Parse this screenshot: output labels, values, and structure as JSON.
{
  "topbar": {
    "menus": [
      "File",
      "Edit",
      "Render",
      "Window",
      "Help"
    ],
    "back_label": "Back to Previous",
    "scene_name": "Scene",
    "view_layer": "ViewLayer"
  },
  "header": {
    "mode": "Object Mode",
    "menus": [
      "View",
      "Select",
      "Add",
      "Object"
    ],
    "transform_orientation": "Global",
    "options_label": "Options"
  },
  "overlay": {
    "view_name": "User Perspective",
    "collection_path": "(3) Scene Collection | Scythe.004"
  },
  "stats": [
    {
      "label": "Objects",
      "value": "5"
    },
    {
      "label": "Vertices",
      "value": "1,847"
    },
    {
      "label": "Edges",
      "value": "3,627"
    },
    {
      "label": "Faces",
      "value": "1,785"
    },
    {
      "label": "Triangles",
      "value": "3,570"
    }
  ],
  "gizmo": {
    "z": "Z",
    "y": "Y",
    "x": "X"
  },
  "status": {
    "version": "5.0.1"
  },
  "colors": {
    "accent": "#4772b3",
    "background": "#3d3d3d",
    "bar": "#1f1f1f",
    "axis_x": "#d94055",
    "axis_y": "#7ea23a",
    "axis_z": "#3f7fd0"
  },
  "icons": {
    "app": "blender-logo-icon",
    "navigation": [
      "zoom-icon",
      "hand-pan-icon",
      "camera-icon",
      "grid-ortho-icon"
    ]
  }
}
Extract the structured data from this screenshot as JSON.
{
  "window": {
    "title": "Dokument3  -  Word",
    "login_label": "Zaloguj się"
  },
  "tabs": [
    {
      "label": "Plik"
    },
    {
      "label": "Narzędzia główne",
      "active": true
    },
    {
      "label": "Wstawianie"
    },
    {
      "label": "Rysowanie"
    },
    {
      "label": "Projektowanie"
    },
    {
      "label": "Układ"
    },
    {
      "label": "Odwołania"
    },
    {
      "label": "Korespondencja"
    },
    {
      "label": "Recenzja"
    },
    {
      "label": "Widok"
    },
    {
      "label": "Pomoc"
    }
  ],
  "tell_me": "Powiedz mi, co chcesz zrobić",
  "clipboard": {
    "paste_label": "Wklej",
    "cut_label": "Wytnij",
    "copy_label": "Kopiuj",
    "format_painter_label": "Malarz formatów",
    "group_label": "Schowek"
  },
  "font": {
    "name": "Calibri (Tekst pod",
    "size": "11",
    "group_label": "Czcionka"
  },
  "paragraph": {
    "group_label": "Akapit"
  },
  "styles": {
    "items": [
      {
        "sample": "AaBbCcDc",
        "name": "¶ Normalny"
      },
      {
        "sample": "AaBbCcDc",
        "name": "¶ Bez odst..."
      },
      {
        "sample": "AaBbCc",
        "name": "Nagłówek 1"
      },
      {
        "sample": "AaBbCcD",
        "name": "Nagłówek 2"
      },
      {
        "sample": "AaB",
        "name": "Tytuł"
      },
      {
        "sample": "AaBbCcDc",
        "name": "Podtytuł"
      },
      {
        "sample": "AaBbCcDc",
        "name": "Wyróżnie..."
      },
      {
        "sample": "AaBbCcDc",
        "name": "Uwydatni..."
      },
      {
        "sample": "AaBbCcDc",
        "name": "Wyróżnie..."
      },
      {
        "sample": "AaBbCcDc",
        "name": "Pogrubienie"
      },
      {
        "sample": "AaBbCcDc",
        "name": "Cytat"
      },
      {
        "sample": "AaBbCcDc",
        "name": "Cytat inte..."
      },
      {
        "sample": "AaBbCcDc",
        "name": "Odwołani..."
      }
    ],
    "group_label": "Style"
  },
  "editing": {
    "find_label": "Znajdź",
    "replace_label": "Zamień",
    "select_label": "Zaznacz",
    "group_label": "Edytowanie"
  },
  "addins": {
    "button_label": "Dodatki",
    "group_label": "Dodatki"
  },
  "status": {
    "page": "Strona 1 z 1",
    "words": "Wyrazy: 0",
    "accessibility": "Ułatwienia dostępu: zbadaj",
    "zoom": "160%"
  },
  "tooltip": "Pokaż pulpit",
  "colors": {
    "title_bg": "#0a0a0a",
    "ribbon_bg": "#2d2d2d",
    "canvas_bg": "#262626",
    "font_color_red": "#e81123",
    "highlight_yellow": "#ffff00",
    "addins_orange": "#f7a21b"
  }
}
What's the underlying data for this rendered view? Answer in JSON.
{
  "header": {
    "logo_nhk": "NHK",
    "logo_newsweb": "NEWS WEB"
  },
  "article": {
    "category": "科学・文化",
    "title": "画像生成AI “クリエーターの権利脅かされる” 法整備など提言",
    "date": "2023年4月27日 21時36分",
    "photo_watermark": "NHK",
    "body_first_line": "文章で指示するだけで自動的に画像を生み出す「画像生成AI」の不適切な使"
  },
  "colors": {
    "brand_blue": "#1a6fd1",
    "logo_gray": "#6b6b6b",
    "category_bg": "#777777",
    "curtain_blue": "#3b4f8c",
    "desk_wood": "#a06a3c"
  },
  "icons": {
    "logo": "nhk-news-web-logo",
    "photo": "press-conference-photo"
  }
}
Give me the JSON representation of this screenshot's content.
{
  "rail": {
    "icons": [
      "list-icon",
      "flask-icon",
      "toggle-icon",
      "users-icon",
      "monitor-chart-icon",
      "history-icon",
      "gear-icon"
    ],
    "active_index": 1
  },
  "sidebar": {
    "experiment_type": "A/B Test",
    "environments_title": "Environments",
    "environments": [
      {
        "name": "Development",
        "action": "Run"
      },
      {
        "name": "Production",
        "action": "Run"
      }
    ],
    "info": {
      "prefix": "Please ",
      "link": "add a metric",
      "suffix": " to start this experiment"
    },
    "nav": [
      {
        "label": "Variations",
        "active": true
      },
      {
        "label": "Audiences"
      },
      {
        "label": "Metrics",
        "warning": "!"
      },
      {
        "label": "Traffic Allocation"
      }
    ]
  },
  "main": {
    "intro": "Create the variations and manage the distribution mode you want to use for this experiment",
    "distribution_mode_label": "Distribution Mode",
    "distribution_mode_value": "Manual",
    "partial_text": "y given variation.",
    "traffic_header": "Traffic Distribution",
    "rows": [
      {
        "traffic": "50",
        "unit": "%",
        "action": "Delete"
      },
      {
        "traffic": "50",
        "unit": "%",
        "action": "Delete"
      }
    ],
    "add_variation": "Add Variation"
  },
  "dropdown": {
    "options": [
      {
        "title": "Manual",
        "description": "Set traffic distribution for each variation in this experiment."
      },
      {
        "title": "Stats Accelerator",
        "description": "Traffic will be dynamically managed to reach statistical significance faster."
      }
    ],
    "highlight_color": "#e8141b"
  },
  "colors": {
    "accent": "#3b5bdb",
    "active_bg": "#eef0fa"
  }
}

□ □ □

For each line of the entries that includes "Manual", show that line.

    "distribution_mode_value": "Manual",
        "title": "Manual",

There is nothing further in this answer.